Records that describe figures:
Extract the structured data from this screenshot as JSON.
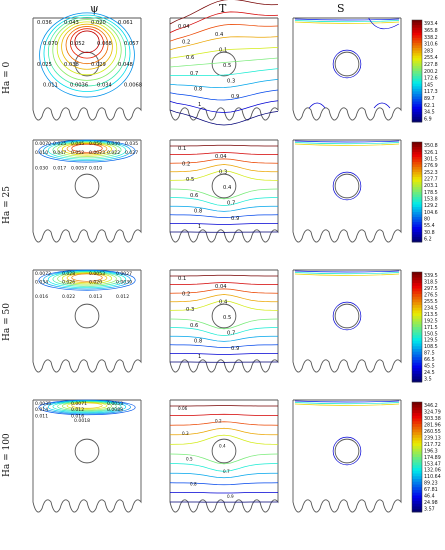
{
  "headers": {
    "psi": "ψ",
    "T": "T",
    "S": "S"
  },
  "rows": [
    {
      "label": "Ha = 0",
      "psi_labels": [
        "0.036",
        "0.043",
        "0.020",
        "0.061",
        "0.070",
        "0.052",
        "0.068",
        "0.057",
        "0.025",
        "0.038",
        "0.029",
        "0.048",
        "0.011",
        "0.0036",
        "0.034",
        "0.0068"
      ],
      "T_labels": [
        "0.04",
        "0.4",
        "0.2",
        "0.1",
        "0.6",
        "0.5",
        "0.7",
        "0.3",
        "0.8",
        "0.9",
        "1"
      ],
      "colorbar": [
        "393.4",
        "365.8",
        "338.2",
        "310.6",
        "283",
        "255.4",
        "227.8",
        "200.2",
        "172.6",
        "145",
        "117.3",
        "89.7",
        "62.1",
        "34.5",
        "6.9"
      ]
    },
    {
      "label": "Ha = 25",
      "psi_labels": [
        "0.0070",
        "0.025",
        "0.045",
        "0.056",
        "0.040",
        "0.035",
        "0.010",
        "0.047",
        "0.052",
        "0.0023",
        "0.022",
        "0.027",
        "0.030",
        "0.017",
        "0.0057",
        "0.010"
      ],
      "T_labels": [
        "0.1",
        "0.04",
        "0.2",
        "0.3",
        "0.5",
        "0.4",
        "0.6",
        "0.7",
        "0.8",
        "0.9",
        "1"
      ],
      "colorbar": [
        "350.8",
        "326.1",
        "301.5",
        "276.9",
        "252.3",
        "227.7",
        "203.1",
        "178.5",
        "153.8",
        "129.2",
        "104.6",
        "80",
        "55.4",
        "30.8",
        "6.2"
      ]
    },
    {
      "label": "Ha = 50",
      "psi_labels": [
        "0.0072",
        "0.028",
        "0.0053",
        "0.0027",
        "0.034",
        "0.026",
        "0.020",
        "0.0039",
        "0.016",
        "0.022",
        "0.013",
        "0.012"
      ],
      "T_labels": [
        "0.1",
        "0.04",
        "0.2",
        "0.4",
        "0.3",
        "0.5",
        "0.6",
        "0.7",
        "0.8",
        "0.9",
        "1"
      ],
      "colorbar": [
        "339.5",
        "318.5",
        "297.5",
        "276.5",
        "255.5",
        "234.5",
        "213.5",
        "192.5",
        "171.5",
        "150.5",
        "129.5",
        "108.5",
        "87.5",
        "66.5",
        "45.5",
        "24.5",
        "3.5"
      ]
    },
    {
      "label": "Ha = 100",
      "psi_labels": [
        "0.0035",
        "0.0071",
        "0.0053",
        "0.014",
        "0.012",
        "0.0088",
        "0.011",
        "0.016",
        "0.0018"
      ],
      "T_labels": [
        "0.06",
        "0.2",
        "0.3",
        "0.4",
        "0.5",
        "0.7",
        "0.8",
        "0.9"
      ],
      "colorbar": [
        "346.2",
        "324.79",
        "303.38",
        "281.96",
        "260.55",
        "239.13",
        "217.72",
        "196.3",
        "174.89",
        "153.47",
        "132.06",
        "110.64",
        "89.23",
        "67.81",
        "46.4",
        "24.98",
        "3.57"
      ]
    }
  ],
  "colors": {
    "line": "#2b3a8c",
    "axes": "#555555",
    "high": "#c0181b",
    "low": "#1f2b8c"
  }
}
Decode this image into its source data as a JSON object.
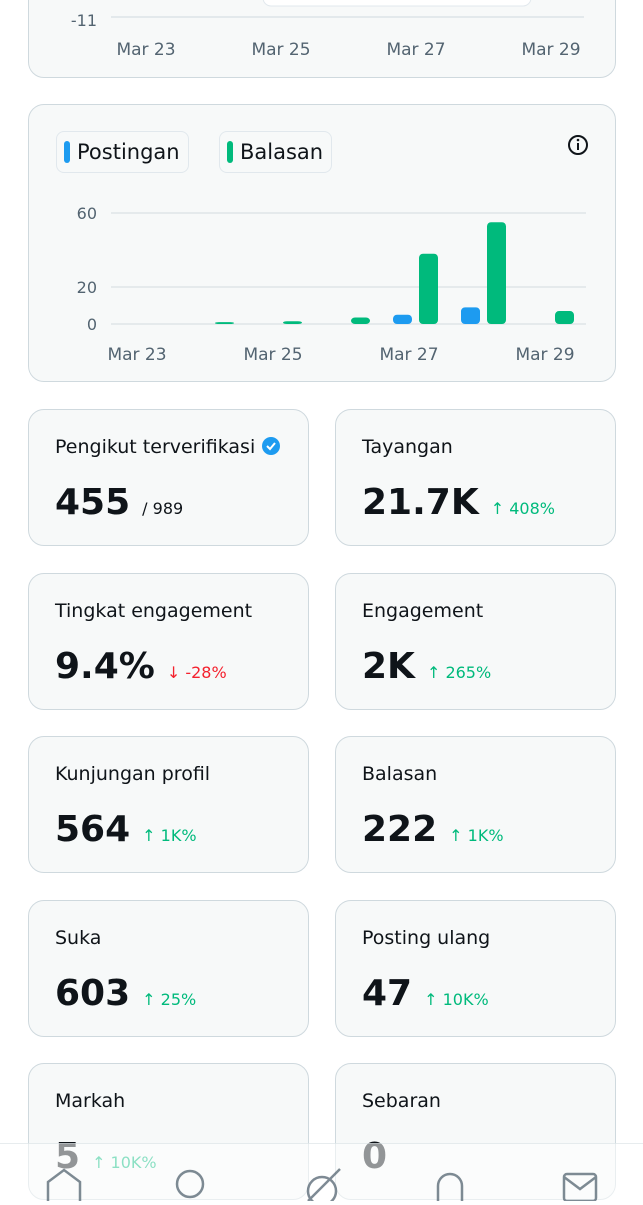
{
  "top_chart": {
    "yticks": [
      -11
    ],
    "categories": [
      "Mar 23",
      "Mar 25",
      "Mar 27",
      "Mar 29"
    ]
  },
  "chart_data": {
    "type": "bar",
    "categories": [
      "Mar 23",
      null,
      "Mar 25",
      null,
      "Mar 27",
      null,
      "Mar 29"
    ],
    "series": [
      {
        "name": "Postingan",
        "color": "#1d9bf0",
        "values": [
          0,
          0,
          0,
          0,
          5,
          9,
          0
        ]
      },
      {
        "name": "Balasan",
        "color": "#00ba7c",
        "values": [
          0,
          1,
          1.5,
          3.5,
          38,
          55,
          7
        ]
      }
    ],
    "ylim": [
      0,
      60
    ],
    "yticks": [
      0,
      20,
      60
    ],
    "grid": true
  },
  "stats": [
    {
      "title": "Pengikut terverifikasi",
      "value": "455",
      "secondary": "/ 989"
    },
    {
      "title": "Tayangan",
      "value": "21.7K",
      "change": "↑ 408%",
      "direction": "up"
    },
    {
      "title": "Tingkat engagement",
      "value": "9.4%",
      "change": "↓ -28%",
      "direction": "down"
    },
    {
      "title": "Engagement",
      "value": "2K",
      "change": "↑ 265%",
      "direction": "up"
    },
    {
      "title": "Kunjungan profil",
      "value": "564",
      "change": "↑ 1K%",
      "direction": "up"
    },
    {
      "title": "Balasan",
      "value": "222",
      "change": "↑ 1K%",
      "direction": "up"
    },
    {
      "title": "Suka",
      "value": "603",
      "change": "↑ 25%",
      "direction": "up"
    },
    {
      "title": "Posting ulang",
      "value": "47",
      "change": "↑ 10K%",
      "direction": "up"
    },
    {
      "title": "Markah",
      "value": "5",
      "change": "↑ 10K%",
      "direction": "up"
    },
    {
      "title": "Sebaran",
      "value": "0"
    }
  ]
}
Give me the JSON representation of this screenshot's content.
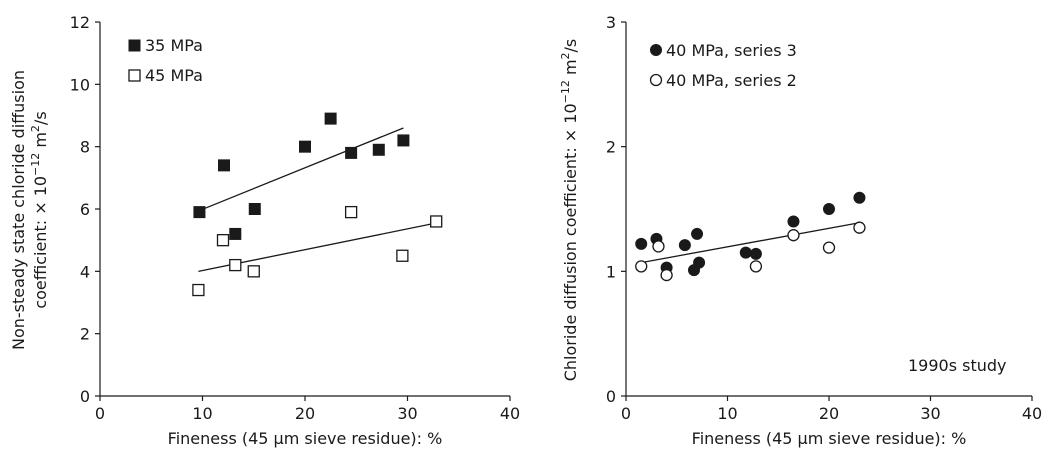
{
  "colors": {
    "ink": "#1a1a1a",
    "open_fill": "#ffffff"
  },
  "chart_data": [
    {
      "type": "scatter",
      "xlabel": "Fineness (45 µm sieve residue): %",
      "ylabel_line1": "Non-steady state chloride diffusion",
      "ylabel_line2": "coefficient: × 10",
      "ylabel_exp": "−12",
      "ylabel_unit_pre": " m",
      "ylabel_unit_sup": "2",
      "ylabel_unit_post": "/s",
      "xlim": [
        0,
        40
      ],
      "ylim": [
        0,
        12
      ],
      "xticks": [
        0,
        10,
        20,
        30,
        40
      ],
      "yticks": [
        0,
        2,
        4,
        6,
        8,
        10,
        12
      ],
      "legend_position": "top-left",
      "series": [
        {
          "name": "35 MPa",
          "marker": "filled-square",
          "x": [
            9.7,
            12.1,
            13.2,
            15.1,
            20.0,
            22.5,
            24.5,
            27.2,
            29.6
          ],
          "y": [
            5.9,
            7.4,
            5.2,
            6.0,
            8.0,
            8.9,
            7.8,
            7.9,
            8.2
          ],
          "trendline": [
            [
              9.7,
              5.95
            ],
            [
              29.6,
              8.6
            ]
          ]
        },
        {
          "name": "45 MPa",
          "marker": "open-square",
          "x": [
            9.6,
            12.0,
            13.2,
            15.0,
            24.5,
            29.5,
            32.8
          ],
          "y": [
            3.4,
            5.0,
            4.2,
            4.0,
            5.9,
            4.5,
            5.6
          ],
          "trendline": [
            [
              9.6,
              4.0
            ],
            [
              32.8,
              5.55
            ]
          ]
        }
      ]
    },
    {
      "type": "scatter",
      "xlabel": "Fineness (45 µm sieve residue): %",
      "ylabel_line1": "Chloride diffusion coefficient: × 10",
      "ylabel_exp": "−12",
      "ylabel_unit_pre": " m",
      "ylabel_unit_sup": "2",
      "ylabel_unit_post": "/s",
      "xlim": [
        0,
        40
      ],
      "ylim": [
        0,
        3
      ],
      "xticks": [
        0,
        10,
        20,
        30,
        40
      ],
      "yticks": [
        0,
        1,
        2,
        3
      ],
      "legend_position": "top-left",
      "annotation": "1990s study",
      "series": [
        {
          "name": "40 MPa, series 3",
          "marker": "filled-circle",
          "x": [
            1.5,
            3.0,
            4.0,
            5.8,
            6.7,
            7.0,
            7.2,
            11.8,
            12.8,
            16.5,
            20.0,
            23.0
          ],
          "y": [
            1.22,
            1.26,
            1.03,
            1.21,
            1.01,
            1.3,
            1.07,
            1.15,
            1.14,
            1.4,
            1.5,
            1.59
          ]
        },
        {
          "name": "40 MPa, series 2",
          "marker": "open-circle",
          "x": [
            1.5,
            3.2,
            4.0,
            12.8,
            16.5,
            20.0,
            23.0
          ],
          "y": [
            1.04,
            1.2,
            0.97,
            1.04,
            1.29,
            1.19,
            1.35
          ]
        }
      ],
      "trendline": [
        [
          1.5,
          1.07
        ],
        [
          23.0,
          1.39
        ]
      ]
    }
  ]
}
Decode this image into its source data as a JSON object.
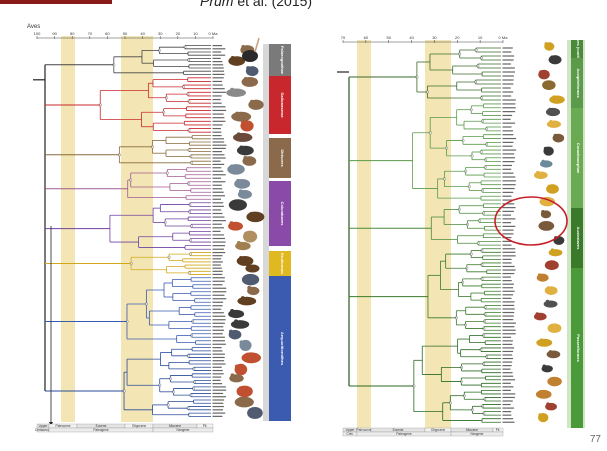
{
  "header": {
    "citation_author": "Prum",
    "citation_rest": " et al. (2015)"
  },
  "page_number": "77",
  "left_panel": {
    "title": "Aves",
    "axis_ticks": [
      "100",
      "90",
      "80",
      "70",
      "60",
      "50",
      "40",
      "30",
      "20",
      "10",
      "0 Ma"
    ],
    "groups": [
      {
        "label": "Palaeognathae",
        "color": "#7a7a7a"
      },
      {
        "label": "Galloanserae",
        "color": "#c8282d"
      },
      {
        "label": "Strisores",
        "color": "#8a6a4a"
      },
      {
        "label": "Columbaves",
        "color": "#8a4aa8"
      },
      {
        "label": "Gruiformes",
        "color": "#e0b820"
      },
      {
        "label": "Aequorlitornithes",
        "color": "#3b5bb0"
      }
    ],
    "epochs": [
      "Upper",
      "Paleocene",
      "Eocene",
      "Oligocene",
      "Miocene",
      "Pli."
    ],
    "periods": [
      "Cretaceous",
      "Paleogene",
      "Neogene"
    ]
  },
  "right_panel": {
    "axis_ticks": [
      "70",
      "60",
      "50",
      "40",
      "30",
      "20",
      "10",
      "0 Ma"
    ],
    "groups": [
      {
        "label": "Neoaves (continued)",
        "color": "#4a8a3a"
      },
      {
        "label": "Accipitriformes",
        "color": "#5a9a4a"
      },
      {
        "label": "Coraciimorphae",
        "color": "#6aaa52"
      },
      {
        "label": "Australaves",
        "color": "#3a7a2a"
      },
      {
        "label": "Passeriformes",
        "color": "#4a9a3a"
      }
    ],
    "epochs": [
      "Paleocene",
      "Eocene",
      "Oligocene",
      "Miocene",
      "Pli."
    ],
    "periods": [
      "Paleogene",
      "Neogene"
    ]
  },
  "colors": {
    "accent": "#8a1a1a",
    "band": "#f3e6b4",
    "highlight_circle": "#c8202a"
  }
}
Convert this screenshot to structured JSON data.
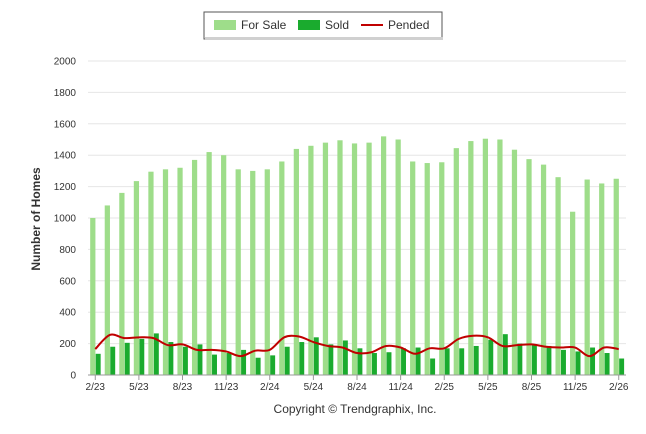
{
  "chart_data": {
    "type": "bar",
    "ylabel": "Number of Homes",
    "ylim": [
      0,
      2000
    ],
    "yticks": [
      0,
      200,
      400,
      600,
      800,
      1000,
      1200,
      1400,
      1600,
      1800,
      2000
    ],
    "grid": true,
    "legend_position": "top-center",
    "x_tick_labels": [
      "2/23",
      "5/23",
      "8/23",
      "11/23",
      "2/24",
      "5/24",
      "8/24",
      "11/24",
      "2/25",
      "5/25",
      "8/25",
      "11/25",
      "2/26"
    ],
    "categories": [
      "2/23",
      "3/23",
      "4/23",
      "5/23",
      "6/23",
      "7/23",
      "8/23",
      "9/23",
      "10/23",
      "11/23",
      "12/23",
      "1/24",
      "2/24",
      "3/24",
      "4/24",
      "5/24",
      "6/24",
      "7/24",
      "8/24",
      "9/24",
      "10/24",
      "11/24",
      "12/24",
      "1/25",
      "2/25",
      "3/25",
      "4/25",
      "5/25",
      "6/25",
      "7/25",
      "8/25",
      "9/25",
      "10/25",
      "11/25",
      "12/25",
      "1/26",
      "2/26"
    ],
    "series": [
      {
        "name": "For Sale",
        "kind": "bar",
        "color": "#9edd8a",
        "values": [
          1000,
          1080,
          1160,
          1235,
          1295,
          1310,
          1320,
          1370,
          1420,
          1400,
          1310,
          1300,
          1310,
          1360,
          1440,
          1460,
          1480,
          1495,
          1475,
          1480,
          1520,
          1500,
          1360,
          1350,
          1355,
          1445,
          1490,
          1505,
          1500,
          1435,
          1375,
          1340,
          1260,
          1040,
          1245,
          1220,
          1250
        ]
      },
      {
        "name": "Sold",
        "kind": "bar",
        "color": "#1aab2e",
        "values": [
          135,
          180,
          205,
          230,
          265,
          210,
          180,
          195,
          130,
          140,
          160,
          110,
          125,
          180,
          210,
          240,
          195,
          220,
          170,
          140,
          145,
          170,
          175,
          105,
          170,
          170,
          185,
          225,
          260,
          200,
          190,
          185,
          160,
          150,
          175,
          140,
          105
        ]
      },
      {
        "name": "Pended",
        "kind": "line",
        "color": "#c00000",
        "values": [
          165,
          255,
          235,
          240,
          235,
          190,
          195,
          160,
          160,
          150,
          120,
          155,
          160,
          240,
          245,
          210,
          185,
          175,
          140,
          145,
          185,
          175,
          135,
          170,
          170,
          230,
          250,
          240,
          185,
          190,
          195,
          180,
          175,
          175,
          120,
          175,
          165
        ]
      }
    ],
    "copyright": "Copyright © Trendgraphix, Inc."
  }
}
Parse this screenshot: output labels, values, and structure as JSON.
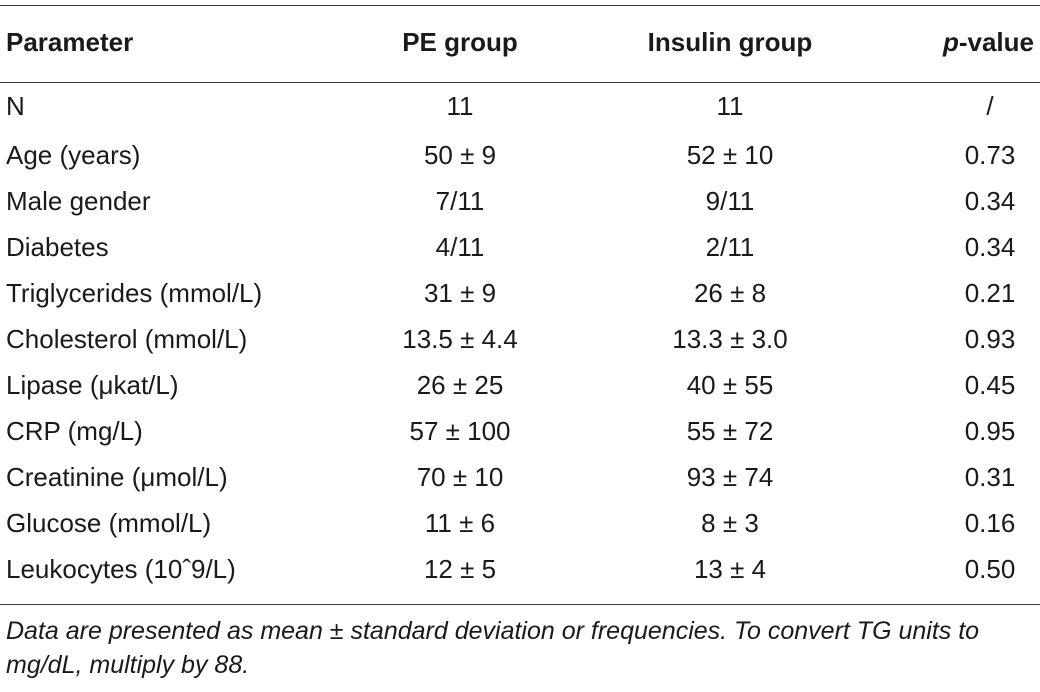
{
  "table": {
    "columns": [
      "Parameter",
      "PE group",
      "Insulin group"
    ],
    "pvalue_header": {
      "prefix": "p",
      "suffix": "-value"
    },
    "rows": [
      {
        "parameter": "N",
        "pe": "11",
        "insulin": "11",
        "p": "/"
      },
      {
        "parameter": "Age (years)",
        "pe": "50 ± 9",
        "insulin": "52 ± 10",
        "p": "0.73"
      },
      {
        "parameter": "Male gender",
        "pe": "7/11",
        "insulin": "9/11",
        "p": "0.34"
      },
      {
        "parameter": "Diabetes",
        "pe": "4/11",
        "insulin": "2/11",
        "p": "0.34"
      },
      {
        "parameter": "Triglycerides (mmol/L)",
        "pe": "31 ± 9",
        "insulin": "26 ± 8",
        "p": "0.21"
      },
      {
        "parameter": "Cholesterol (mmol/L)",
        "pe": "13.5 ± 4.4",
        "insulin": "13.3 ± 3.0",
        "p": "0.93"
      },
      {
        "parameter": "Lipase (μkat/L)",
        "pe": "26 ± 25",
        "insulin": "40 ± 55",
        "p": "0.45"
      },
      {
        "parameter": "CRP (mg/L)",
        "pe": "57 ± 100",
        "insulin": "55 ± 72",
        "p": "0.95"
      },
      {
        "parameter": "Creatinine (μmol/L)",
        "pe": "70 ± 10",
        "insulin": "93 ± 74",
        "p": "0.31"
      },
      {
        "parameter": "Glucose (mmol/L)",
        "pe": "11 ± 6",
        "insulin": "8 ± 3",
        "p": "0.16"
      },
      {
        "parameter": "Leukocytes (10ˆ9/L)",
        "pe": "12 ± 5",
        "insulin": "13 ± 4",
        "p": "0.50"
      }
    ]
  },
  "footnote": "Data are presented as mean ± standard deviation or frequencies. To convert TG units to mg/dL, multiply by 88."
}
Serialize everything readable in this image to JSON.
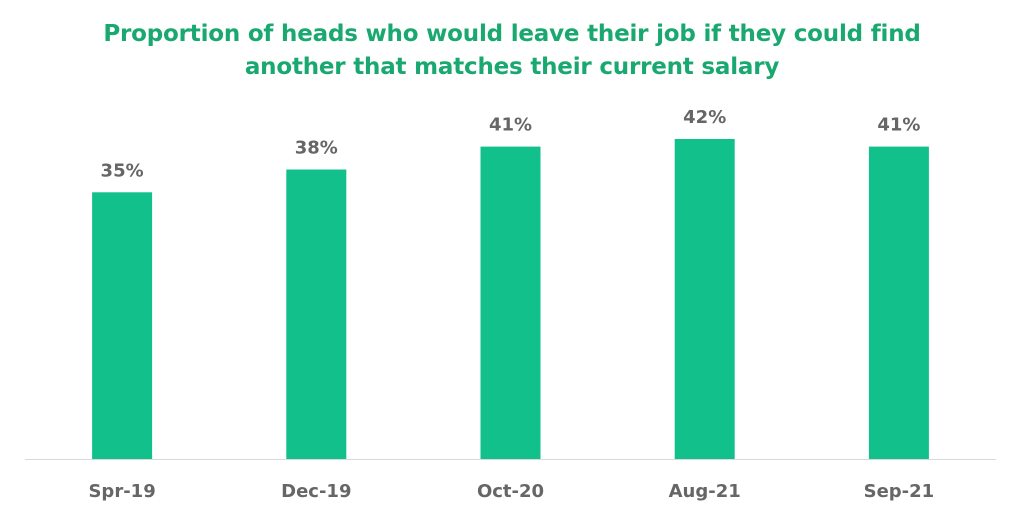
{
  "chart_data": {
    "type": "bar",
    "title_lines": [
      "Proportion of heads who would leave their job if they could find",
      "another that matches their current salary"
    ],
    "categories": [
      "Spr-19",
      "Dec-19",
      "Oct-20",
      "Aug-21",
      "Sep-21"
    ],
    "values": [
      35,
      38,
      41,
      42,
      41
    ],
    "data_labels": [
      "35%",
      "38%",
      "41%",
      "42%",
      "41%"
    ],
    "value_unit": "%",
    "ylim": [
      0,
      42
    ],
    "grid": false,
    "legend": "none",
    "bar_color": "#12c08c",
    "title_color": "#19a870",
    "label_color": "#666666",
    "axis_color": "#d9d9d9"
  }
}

→ Exercise prompt: Write the lines from the line containing "Serialize everything readable" through the last line of the data out again exactly, and only those lines; pictures stay out.

→ Written solution:
Serialize everything readable in this image to JSON.
{
  "chart_data": {
    "type": "bar",
    "title_lines": [
      "Proportion of heads who would leave their job if they could find",
      "another that matches their current salary"
    ],
    "categories": [
      "Spr-19",
      "Dec-19",
      "Oct-20",
      "Aug-21",
      "Sep-21"
    ],
    "values": [
      35,
      38,
      41,
      42,
      41
    ],
    "data_labels": [
      "35%",
      "38%",
      "41%",
      "42%",
      "41%"
    ],
    "value_unit": "%",
    "ylim": [
      0,
      42
    ],
    "grid": false,
    "legend": "none",
    "bar_color": "#12c08c",
    "title_color": "#19a870",
    "label_color": "#666666",
    "axis_color": "#d9d9d9"
  }
}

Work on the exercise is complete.